Could you copy every line from the material below in which "subtitle" appears?

▸ **Supplied information**:
———
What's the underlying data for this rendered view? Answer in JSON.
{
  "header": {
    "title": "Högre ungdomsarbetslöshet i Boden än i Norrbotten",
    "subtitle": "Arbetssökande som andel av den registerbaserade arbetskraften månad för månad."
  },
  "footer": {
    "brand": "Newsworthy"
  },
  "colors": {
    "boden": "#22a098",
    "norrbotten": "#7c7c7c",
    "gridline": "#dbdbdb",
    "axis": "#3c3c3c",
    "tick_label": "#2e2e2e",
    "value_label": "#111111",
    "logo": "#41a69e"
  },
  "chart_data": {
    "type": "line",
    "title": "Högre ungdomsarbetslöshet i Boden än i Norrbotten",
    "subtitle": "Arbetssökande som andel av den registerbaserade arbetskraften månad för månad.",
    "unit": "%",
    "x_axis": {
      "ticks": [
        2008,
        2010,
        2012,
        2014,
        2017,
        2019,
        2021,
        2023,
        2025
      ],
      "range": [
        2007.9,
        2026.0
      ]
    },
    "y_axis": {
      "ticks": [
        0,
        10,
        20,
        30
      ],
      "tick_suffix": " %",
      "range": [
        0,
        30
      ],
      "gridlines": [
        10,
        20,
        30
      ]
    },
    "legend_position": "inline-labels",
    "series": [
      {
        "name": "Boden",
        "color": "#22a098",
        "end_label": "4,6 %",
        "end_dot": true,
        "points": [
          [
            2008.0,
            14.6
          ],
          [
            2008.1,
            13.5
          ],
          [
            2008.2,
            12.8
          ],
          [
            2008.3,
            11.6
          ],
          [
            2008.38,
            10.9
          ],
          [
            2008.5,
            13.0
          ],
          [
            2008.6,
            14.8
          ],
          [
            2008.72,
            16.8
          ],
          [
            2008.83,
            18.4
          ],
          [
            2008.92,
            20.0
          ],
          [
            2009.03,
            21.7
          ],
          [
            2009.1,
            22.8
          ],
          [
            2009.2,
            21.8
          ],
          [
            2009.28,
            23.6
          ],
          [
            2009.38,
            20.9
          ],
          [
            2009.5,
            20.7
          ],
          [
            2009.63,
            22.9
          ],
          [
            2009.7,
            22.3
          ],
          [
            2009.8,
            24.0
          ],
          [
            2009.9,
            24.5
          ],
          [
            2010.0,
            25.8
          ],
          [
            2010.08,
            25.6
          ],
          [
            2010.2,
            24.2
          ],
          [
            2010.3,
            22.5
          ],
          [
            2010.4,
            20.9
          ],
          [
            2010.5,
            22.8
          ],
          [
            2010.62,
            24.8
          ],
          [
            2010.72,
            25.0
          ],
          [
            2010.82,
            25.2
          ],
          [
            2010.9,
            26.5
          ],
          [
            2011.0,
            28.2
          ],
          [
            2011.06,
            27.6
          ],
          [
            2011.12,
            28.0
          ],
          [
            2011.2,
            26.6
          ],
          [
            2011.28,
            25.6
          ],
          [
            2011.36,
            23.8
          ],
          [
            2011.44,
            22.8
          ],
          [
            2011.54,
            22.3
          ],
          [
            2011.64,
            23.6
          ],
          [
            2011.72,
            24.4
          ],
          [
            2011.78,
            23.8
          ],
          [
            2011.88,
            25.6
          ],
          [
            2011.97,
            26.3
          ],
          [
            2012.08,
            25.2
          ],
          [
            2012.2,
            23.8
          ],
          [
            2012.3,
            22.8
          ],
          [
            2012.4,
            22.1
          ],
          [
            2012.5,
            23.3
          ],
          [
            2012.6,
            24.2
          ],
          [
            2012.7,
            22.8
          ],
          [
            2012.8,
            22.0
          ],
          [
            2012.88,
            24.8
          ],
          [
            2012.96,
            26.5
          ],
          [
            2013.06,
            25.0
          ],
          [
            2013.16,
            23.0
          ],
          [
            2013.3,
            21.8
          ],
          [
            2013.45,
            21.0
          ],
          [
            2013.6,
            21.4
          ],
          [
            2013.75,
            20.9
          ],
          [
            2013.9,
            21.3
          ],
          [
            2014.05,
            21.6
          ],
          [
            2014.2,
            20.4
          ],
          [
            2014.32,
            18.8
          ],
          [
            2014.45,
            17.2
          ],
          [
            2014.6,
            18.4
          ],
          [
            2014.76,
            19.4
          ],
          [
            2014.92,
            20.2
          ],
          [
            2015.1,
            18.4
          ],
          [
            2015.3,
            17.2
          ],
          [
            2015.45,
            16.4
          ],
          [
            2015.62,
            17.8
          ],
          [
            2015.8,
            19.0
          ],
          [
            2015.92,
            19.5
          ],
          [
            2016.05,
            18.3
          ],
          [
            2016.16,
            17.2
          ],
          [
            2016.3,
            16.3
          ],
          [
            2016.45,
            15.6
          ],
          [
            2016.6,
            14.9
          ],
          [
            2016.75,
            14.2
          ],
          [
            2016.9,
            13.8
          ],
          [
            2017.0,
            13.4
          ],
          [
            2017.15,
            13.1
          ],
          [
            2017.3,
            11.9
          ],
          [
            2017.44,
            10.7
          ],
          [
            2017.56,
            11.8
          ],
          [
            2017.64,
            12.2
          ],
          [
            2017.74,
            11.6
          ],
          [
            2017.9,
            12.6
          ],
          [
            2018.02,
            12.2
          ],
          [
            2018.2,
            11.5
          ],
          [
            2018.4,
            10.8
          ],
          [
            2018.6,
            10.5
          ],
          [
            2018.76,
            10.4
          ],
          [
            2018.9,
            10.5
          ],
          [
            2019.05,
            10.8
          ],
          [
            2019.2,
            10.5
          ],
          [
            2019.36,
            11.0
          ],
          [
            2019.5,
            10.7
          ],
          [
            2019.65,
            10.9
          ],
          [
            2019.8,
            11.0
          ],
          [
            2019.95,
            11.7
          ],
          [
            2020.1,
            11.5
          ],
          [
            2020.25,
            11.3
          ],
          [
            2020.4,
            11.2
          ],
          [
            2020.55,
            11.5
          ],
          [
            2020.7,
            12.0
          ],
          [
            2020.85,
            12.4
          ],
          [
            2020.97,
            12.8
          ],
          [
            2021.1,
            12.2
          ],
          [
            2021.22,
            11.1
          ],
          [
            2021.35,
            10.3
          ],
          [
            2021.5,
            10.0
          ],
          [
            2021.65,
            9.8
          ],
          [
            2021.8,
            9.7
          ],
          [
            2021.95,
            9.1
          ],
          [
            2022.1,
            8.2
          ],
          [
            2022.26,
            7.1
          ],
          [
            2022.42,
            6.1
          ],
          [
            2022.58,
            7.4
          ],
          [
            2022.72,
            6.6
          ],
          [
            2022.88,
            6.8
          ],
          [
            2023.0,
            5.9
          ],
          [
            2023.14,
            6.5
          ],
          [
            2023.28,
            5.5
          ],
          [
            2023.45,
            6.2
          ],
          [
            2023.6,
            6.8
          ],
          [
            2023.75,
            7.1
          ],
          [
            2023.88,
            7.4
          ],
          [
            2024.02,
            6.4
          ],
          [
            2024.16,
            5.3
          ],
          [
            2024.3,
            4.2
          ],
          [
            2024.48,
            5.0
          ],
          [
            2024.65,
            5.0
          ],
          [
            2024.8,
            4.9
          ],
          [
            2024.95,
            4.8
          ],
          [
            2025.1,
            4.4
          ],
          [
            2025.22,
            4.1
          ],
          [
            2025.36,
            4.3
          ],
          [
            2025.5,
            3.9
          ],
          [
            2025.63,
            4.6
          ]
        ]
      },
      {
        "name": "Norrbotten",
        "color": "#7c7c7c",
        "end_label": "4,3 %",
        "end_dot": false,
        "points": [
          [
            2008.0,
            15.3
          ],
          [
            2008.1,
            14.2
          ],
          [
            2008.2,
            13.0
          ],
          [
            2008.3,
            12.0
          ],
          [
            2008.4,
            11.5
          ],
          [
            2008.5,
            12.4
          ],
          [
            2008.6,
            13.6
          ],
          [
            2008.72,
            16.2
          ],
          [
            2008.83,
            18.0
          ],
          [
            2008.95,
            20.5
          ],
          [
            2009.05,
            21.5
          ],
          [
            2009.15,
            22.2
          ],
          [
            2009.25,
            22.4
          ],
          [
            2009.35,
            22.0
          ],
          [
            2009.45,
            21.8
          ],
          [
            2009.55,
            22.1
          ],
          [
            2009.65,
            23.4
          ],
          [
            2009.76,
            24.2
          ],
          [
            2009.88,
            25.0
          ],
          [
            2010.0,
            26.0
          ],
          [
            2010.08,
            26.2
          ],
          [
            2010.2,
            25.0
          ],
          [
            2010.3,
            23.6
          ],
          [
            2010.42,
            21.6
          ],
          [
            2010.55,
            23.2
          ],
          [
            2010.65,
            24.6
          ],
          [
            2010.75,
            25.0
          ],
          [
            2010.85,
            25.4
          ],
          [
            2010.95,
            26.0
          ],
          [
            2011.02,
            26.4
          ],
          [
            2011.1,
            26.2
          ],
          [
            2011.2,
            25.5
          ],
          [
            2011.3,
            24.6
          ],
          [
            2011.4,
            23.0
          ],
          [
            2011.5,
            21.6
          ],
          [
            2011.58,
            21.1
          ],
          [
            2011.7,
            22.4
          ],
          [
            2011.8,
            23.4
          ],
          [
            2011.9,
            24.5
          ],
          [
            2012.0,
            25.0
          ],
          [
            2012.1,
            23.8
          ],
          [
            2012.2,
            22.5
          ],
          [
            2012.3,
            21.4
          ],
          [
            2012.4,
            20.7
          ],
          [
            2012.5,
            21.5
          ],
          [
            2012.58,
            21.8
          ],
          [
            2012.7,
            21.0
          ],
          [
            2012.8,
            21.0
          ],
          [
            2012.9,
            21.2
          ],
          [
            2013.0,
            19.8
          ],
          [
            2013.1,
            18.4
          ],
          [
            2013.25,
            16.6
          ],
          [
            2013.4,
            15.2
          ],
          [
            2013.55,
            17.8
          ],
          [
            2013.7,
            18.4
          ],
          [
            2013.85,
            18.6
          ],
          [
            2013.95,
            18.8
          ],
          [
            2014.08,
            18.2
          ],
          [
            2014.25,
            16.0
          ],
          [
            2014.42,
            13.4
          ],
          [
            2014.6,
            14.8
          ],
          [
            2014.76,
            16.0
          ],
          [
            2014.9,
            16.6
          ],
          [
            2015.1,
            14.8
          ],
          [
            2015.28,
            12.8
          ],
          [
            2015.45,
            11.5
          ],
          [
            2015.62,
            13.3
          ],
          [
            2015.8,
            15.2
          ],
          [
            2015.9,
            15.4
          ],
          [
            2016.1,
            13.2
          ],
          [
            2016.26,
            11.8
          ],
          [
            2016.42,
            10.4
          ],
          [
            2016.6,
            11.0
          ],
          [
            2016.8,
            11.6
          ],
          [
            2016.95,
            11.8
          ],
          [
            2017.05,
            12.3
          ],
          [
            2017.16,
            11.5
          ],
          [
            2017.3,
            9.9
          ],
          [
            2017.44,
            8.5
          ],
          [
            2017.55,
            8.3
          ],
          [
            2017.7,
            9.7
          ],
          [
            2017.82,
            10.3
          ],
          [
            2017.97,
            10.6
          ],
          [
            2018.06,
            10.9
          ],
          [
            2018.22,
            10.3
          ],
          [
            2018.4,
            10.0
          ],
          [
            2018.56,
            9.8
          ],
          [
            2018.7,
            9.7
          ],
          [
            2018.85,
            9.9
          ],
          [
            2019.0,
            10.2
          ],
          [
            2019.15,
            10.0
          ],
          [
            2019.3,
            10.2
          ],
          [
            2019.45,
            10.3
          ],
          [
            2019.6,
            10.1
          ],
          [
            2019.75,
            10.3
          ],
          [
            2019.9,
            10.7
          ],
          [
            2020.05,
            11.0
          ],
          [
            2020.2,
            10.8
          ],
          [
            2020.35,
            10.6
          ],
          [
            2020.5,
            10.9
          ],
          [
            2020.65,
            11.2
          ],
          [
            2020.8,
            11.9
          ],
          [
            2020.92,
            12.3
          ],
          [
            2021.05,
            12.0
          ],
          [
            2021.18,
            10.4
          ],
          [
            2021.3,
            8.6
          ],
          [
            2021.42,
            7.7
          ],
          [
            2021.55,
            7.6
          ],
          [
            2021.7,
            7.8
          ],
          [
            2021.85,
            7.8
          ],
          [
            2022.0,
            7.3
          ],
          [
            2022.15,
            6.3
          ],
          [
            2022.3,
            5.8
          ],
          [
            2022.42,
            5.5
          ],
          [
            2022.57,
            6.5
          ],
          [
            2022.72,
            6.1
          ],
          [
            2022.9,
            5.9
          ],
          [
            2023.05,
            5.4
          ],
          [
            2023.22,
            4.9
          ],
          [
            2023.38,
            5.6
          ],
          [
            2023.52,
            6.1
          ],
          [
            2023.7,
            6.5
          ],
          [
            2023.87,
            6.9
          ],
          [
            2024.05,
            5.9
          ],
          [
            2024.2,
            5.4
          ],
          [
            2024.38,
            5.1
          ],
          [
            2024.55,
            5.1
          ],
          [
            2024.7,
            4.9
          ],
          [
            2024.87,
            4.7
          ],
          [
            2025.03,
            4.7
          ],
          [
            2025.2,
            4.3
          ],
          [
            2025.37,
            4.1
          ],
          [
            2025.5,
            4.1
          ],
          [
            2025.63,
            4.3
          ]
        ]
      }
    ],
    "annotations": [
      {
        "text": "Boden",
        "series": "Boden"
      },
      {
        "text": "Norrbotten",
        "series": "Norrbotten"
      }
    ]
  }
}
———
▸ **Exercise output**:
    "subtitle": "Arbetssökande som andel av den registerbaserade arbetskraften månad för månad."
    "subtitle": "Arbetssökande som andel av den registerbaserade arbetskraften månad för månad.",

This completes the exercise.